[EXERCISE OBJECTIVE]: Will you output the entries below exactly, skipping every image they contain?

[DATA FOR THIS EXERCISE]:

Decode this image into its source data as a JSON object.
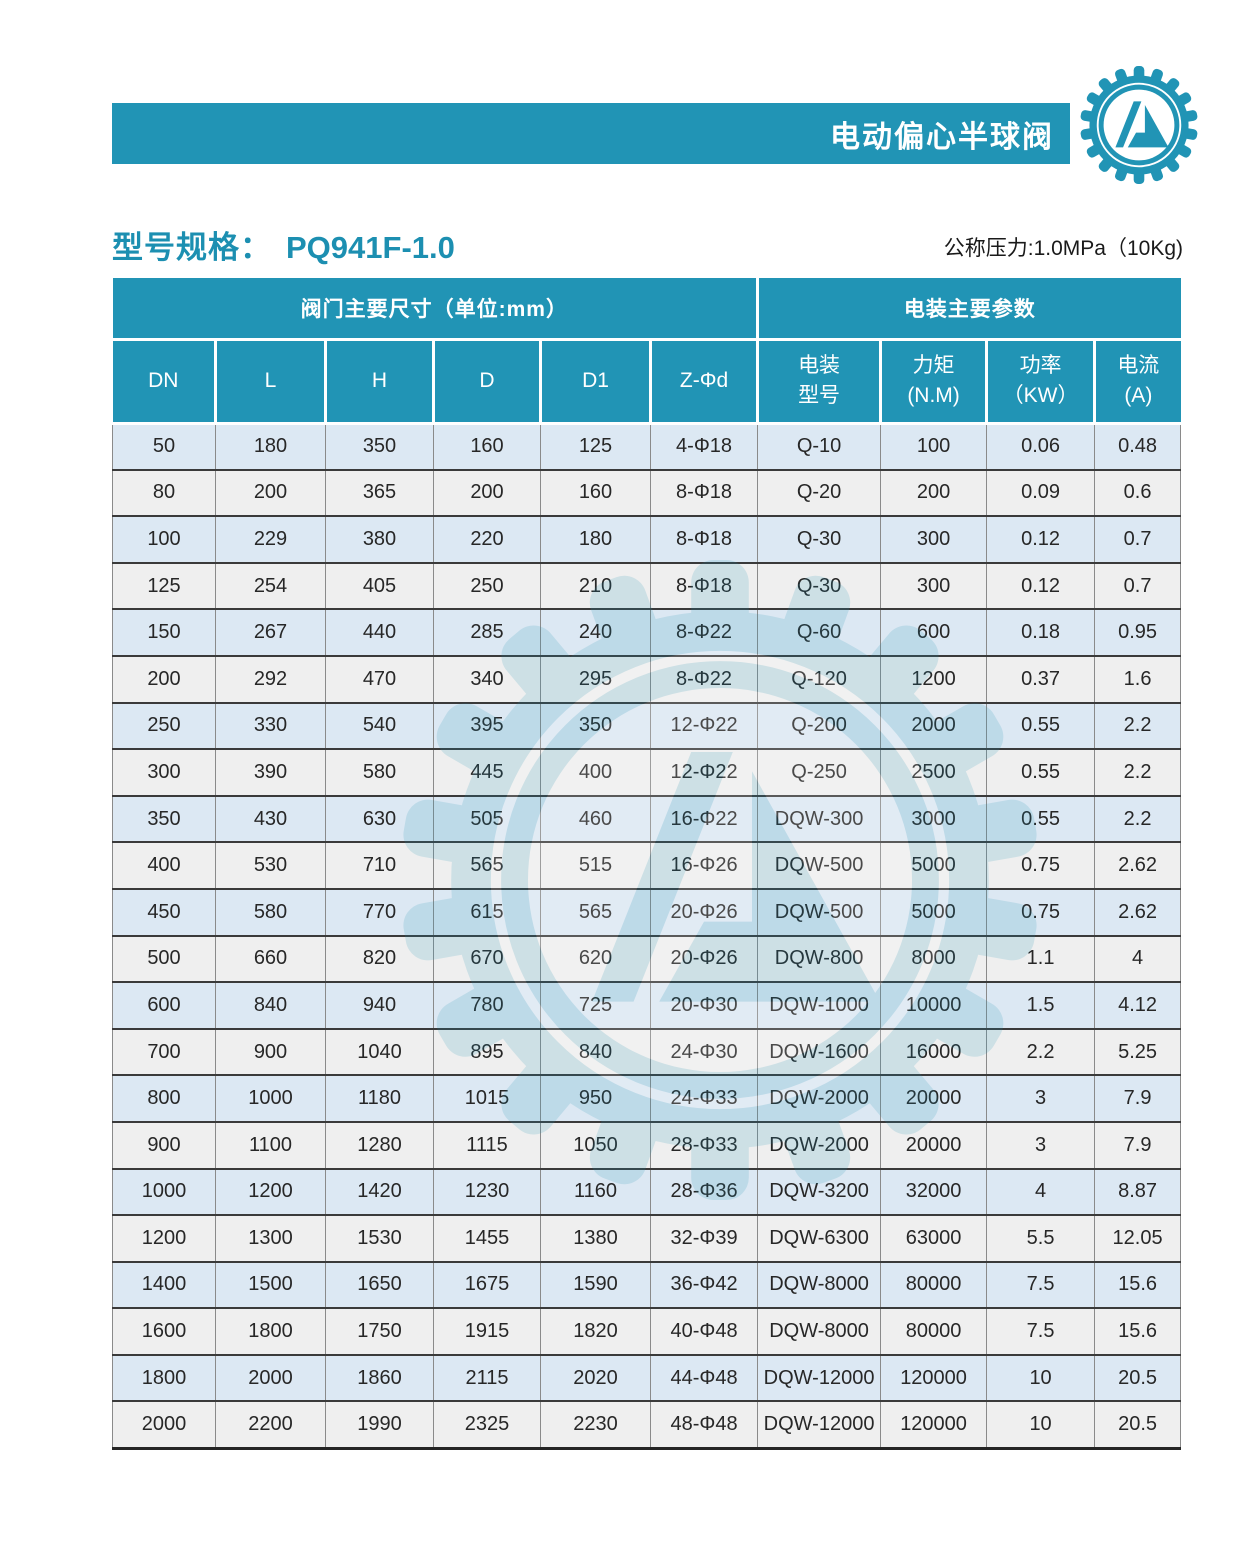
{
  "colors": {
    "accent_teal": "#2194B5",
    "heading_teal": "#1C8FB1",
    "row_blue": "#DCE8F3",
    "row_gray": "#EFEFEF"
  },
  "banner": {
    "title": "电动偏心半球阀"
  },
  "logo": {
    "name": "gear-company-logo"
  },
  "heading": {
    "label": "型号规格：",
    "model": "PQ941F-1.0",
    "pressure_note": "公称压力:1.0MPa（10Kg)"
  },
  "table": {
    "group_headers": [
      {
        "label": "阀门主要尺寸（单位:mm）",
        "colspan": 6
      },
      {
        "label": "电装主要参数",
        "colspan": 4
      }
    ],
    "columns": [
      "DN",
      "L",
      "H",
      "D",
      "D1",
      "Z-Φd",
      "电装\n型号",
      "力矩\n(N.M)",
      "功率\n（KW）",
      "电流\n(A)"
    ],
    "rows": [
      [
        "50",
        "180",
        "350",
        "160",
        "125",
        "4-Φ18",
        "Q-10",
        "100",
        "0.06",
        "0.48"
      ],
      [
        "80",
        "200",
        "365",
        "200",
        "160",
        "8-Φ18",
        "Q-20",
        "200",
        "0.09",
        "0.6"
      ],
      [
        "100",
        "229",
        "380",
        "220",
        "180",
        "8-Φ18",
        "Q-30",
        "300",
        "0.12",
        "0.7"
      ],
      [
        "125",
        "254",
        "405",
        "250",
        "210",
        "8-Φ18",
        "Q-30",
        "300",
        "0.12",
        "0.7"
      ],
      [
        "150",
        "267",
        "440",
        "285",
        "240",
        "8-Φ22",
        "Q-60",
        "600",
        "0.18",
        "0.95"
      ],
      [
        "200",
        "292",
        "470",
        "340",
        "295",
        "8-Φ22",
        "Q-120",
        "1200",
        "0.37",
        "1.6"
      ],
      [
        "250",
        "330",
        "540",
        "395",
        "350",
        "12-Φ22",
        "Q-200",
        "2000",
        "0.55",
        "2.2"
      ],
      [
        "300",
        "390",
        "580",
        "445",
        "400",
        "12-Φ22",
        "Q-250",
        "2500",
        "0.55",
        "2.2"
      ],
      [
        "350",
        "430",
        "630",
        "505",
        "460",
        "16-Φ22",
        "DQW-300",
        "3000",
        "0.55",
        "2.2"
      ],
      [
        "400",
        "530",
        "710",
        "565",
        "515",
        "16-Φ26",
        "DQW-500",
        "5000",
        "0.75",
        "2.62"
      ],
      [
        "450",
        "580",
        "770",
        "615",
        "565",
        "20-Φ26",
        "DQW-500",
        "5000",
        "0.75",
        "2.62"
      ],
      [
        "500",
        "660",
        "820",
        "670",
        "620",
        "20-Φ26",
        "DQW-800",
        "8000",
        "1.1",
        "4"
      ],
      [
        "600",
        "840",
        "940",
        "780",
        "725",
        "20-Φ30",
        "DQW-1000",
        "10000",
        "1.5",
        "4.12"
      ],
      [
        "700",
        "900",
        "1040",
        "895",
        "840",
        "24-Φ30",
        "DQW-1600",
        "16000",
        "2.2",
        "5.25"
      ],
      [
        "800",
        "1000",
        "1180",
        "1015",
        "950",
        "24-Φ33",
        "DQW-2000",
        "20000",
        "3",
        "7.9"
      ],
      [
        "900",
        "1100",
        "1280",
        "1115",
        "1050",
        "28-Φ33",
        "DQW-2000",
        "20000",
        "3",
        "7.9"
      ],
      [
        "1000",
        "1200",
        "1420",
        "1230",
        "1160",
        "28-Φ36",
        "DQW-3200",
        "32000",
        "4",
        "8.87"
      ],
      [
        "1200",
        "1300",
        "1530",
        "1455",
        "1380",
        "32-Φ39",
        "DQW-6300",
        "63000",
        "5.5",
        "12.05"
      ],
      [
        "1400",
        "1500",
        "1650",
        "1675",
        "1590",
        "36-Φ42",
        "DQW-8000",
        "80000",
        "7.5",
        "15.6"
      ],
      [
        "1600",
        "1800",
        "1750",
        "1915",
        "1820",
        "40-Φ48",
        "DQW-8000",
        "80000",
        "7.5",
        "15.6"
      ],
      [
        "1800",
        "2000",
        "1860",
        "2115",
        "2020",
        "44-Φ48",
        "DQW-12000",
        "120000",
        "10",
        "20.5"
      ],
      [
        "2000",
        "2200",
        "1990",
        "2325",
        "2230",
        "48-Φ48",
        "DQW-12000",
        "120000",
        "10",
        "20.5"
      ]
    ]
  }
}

[FINAL RESULT]:
Decode this image into its source data as a JSON object.
{
  "colors": {
    "accent_teal": "#2194B5",
    "heading_teal": "#1C8FB1",
    "row_blue": "#DCE8F3",
    "row_gray": "#EFEFEF"
  },
  "banner": {
    "title": "电动偏心半球阀"
  },
  "logo": {
    "name": "gear-company-logo"
  },
  "heading": {
    "label": "型号规格：",
    "model": "PQ941F-1.0",
    "pressure_note": "公称压力:1.0MPa（10Kg)"
  },
  "table": {
    "group_headers": [
      {
        "label": "阀门主要尺寸（单位:mm）",
        "colspan": 6
      },
      {
        "label": "电装主要参数",
        "colspan": 4
      }
    ],
    "columns": [
      "DN",
      "L",
      "H",
      "D",
      "D1",
      "Z-Φd",
      "电装\n型号",
      "力矩\n(N.M)",
      "功率\n（KW）",
      "电流\n(A)"
    ],
    "rows": [
      [
        "50",
        "180",
        "350",
        "160",
        "125",
        "4-Φ18",
        "Q-10",
        "100",
        "0.06",
        "0.48"
      ],
      [
        "80",
        "200",
        "365",
        "200",
        "160",
        "8-Φ18",
        "Q-20",
        "200",
        "0.09",
        "0.6"
      ],
      [
        "100",
        "229",
        "380",
        "220",
        "180",
        "8-Φ18",
        "Q-30",
        "300",
        "0.12",
        "0.7"
      ],
      [
        "125",
        "254",
        "405",
        "250",
        "210",
        "8-Φ18",
        "Q-30",
        "300",
        "0.12",
        "0.7"
      ],
      [
        "150",
        "267",
        "440",
        "285",
        "240",
        "8-Φ22",
        "Q-60",
        "600",
        "0.18",
        "0.95"
      ],
      [
        "200",
        "292",
        "470",
        "340",
        "295",
        "8-Φ22",
        "Q-120",
        "1200",
        "0.37",
        "1.6"
      ],
      [
        "250",
        "330",
        "540",
        "395",
        "350",
        "12-Φ22",
        "Q-200",
        "2000",
        "0.55",
        "2.2"
      ],
      [
        "300",
        "390",
        "580",
        "445",
        "400",
        "12-Φ22",
        "Q-250",
        "2500",
        "0.55",
        "2.2"
      ],
      [
        "350",
        "430",
        "630",
        "505",
        "460",
        "16-Φ22",
        "DQW-300",
        "3000",
        "0.55",
        "2.2"
      ],
      [
        "400",
        "530",
        "710",
        "565",
        "515",
        "16-Φ26",
        "DQW-500",
        "5000",
        "0.75",
        "2.62"
      ],
      [
        "450",
        "580",
        "770",
        "615",
        "565",
        "20-Φ26",
        "DQW-500",
        "5000",
        "0.75",
        "2.62"
      ],
      [
        "500",
        "660",
        "820",
        "670",
        "620",
        "20-Φ26",
        "DQW-800",
        "8000",
        "1.1",
        "4"
      ],
      [
        "600",
        "840",
        "940",
        "780",
        "725",
        "20-Φ30",
        "DQW-1000",
        "10000",
        "1.5",
        "4.12"
      ],
      [
        "700",
        "900",
        "1040",
        "895",
        "840",
        "24-Φ30",
        "DQW-1600",
        "16000",
        "2.2",
        "5.25"
      ],
      [
        "800",
        "1000",
        "1180",
        "1015",
        "950",
        "24-Φ33",
        "DQW-2000",
        "20000",
        "3",
        "7.9"
      ],
      [
        "900",
        "1100",
        "1280",
        "1115",
        "1050",
        "28-Φ33",
        "DQW-2000",
        "20000",
        "3",
        "7.9"
      ],
      [
        "1000",
        "1200",
        "1420",
        "1230",
        "1160",
        "28-Φ36",
        "DQW-3200",
        "32000",
        "4",
        "8.87"
      ],
      [
        "1200",
        "1300",
        "1530",
        "1455",
        "1380",
        "32-Φ39",
        "DQW-6300",
        "63000",
        "5.5",
        "12.05"
      ],
      [
        "1400",
        "1500",
        "1650",
        "1675",
        "1590",
        "36-Φ42",
        "DQW-8000",
        "80000",
        "7.5",
        "15.6"
      ],
      [
        "1600",
        "1800",
        "1750",
        "1915",
        "1820",
        "40-Φ48",
        "DQW-8000",
        "80000",
        "7.5",
        "15.6"
      ],
      [
        "1800",
        "2000",
        "1860",
        "2115",
        "2020",
        "44-Φ48",
        "DQW-12000",
        "120000",
        "10",
        "20.5"
      ],
      [
        "2000",
        "2200",
        "1990",
        "2325",
        "2230",
        "48-Φ48",
        "DQW-12000",
        "120000",
        "10",
        "20.5"
      ]
    ]
  }
}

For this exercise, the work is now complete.